Exercise goal: Can you output the records below exactly as they are written?

#####

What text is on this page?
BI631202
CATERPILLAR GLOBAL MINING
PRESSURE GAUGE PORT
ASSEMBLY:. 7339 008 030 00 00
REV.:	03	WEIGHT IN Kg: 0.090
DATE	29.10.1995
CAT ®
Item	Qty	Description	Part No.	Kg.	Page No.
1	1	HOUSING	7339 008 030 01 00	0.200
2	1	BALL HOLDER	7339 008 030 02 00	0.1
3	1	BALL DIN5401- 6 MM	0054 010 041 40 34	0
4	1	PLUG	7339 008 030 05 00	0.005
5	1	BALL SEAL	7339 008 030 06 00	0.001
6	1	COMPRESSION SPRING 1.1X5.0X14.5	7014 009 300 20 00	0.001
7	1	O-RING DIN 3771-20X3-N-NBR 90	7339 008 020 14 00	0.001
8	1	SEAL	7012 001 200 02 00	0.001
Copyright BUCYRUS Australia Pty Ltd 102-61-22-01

#####

Full output:
What text is on this page?
BI631202
CATERPILLAR GLOBAL MINING
PRESSURE GAUGE PORT
ASSEMBLY:. 7339 008 030 00 00
REV.:	03	WEIGHT IN Kg: 0.090
DATE	29.10.1995
CAT ®
Item	Qty	Description	Part No.	Kg.	Page No.
1	1	HOUSING	7339 008 030 01 00	0.200
2	1	BALL HOLDER	7339 008 030 02 00	0.1
3	1	BALL DIN5401- 6 MM	0054 010 041 40 34	0
4	1	PLUG	7339 008 030 05 00	0.005
5	1	BALL SEAL	7339 008 030 06 00	0.001
6	1	COMPRESSION SPRING 1.1X5.0X14.5	7014 009 300 20 00	0.001
7	1	O-RING DIN 3771-20X3-N-NBR 90	7339 008 020 14 00	0.001
8	1	SEAL	7012 001 200 02 00	0.001
Copyright BUCYRUS Australia Pty Ltd 102-61-22-01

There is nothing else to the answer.